Data items:

____________

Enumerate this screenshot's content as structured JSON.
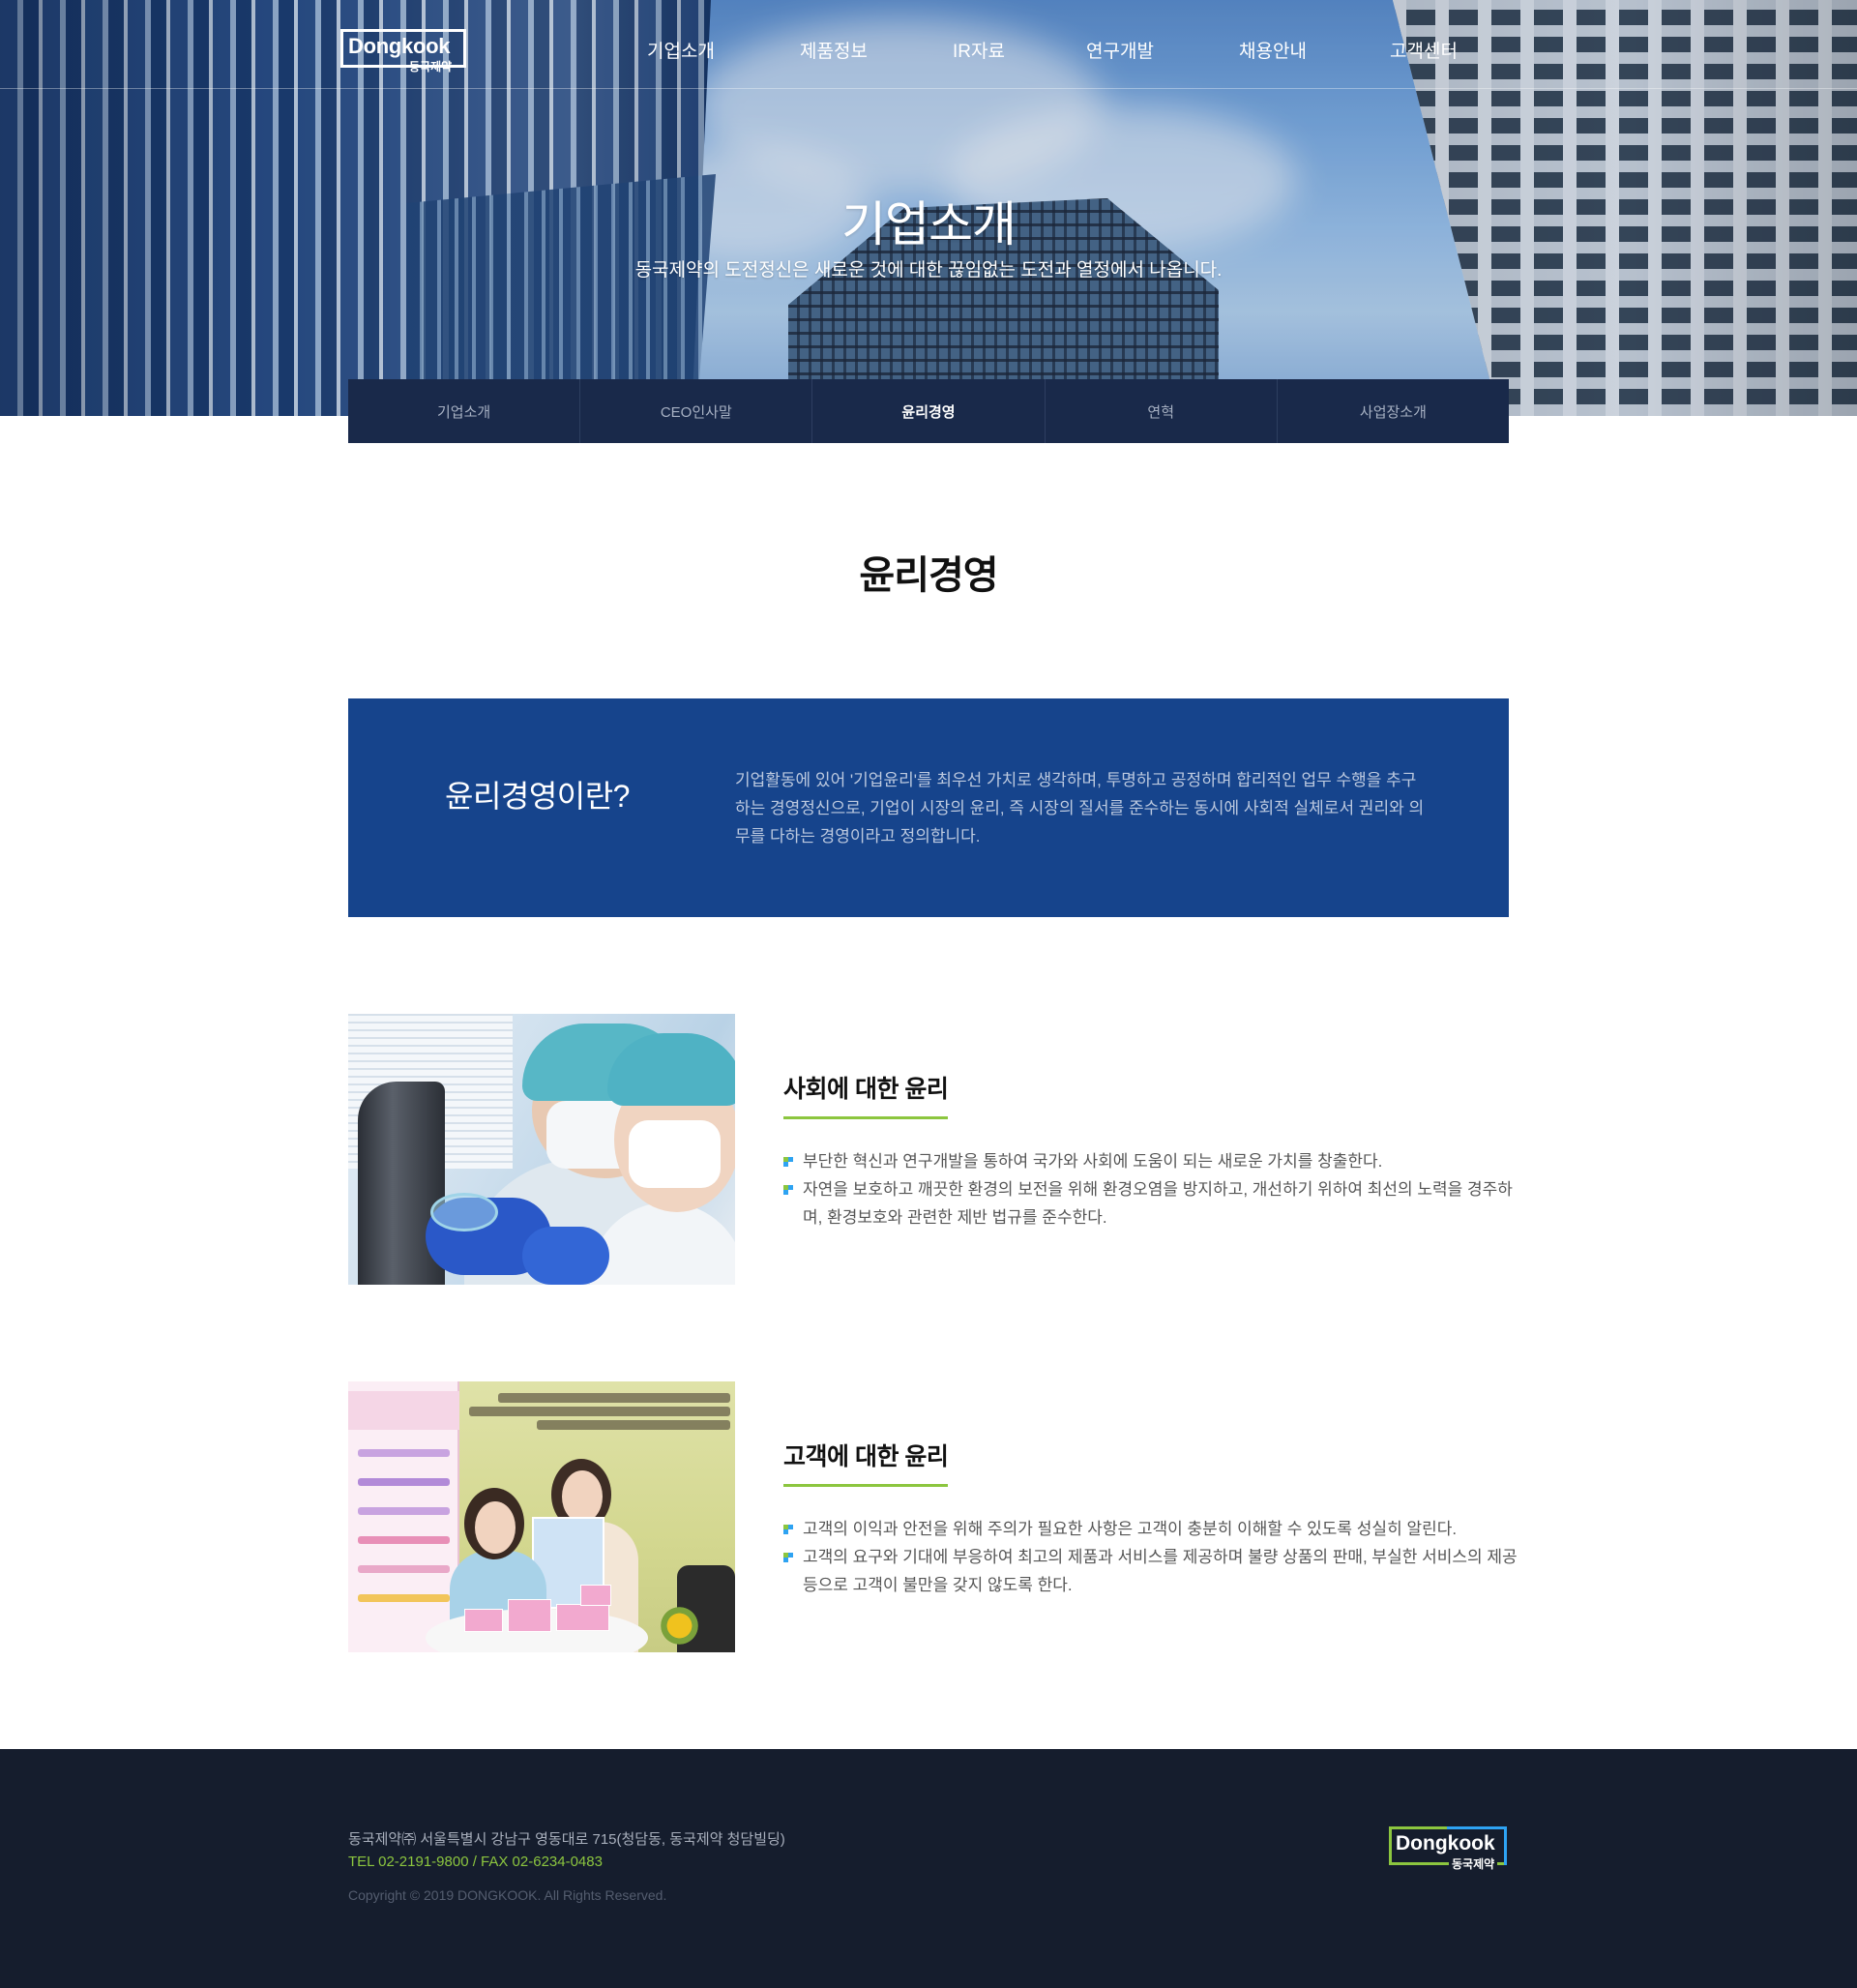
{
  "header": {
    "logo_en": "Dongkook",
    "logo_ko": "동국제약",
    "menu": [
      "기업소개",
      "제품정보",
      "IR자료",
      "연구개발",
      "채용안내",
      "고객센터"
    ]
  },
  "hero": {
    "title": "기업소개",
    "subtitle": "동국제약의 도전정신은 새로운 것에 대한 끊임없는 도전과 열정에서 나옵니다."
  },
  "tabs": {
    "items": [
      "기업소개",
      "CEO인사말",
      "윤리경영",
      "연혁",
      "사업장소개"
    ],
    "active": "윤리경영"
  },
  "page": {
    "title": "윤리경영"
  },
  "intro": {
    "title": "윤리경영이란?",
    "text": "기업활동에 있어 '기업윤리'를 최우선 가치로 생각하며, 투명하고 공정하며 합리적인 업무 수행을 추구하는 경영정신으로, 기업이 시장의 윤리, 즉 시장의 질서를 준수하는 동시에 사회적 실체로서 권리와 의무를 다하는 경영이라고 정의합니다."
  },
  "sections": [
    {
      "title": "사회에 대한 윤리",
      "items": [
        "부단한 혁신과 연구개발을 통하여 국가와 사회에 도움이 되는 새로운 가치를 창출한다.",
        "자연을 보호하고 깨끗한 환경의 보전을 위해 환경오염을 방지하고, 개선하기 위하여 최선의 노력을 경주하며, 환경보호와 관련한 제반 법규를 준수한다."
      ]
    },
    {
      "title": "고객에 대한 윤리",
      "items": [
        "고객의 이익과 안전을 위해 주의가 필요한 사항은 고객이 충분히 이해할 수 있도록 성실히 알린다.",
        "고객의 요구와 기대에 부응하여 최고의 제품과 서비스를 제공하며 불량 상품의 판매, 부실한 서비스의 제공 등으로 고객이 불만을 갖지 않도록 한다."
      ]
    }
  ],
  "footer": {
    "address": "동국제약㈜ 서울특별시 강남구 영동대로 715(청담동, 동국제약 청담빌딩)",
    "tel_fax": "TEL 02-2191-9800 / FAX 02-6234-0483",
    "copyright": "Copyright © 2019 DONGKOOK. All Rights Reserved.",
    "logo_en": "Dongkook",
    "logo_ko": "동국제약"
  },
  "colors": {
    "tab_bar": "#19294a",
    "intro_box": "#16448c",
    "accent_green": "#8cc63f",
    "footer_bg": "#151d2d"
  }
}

____________

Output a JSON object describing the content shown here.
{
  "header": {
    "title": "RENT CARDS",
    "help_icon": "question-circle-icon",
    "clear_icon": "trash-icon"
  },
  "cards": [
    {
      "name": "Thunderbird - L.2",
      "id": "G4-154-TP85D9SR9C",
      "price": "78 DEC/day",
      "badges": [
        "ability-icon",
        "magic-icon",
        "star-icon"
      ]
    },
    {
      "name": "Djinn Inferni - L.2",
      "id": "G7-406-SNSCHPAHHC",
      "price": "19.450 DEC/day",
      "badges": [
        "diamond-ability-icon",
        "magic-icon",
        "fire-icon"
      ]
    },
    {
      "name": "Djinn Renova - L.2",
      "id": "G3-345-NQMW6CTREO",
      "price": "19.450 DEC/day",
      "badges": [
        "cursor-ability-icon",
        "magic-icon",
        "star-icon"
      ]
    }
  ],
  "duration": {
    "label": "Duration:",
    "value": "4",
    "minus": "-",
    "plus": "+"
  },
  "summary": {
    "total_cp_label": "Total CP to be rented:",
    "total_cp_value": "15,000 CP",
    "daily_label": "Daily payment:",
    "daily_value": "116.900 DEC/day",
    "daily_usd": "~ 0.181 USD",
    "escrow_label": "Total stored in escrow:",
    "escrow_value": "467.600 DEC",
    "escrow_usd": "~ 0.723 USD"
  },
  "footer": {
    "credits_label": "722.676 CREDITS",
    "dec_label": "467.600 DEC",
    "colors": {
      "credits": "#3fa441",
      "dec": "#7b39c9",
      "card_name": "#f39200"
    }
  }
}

____________

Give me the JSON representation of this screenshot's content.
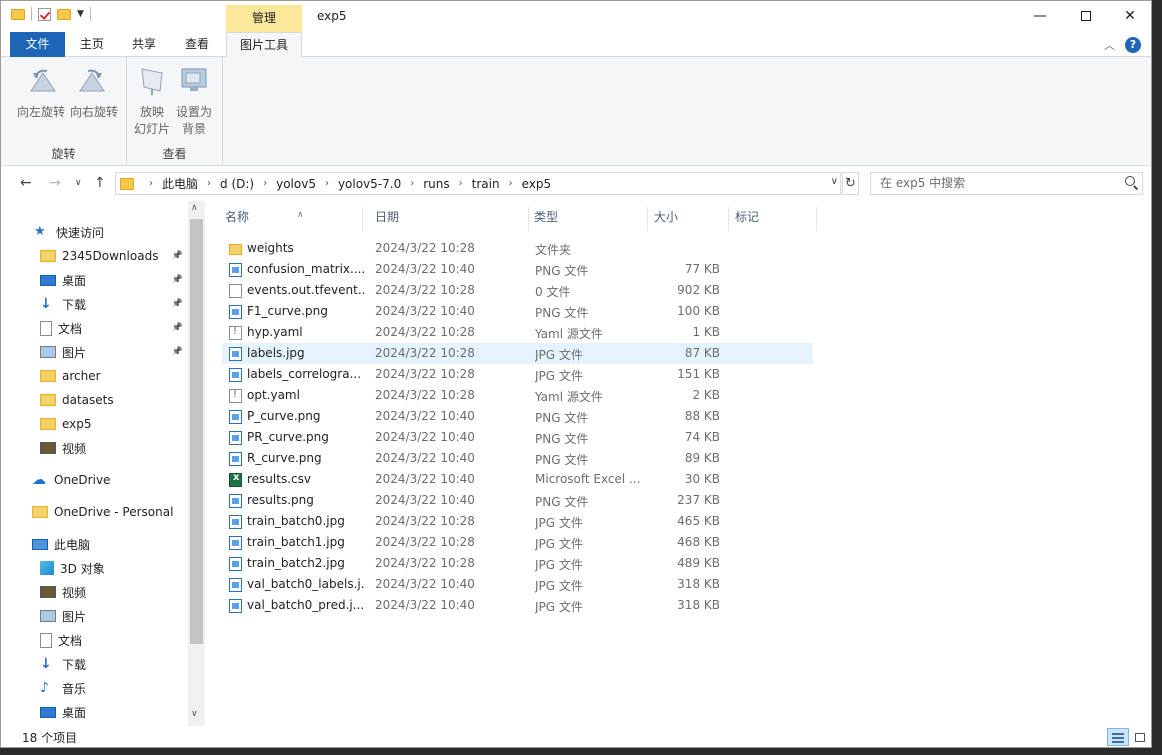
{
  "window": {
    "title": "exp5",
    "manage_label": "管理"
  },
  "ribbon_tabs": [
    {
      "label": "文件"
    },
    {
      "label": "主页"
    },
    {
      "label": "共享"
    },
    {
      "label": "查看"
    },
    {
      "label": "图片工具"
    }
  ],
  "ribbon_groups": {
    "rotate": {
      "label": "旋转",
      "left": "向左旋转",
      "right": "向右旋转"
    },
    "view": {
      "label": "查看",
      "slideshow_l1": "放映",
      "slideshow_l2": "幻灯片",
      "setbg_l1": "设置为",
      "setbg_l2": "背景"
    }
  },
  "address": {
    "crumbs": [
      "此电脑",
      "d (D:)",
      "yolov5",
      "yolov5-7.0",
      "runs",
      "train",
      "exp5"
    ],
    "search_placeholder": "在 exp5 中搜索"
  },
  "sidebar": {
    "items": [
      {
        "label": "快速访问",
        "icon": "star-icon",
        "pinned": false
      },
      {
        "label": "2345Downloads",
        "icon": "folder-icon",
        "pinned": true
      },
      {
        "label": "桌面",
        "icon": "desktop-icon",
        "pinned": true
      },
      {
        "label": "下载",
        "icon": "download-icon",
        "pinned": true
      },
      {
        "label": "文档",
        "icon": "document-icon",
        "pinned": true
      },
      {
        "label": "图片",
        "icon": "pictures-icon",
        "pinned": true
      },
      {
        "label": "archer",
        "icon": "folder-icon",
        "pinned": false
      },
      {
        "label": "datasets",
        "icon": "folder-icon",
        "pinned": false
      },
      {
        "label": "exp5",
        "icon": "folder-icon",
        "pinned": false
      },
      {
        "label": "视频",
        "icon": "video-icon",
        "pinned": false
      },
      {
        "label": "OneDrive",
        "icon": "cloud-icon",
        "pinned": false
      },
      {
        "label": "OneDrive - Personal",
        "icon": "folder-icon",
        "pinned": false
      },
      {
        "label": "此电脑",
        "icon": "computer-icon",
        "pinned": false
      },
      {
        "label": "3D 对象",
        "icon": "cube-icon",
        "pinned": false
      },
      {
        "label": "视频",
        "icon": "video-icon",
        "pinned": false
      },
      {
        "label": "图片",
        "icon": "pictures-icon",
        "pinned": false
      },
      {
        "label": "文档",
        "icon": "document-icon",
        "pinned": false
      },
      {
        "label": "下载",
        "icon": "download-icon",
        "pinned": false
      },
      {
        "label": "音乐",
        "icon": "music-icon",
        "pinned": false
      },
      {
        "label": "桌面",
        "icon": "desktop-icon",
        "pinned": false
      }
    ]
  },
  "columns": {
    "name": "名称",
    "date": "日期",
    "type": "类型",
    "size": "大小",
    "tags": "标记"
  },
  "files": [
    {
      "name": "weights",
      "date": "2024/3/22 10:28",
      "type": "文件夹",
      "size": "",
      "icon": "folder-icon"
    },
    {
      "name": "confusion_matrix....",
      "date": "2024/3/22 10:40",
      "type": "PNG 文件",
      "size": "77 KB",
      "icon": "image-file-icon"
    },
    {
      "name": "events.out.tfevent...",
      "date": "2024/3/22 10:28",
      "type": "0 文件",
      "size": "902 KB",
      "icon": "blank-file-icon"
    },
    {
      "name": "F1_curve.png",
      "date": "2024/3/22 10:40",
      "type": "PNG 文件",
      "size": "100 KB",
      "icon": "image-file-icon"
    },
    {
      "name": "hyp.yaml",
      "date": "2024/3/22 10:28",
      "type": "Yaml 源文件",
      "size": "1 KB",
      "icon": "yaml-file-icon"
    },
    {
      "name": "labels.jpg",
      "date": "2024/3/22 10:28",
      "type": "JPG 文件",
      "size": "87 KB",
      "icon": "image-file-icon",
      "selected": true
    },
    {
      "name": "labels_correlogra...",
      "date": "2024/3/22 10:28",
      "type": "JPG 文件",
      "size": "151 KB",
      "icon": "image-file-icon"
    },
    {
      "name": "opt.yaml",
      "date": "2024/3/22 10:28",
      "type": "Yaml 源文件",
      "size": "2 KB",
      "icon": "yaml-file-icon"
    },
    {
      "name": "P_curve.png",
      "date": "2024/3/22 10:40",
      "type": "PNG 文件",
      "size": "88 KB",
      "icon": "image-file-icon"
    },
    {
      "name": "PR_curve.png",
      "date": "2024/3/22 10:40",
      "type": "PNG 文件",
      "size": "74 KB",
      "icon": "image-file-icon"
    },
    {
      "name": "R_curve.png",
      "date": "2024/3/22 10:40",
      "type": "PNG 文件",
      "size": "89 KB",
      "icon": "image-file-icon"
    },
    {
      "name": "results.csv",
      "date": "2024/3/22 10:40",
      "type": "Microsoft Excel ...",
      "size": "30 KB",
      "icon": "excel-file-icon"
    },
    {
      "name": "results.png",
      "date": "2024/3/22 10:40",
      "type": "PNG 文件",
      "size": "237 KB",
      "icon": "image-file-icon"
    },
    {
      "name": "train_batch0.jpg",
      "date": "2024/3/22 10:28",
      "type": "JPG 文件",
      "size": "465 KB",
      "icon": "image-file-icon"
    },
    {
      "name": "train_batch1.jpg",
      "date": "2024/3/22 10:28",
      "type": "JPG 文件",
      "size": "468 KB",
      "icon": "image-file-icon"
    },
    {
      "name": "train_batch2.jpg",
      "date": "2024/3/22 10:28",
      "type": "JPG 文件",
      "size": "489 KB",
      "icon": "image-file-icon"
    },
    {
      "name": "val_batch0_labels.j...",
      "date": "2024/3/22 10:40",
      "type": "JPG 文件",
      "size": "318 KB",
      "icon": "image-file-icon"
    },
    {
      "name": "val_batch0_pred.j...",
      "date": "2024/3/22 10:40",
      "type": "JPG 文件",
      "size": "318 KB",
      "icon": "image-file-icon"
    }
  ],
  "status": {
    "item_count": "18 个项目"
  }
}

____________

Work to do - Filter the entries above down to the lines containing the word "Djinn".

Response to the task -
      "name": "Djinn Inferni - L.2",
      "name": "Djinn Renova - L.2",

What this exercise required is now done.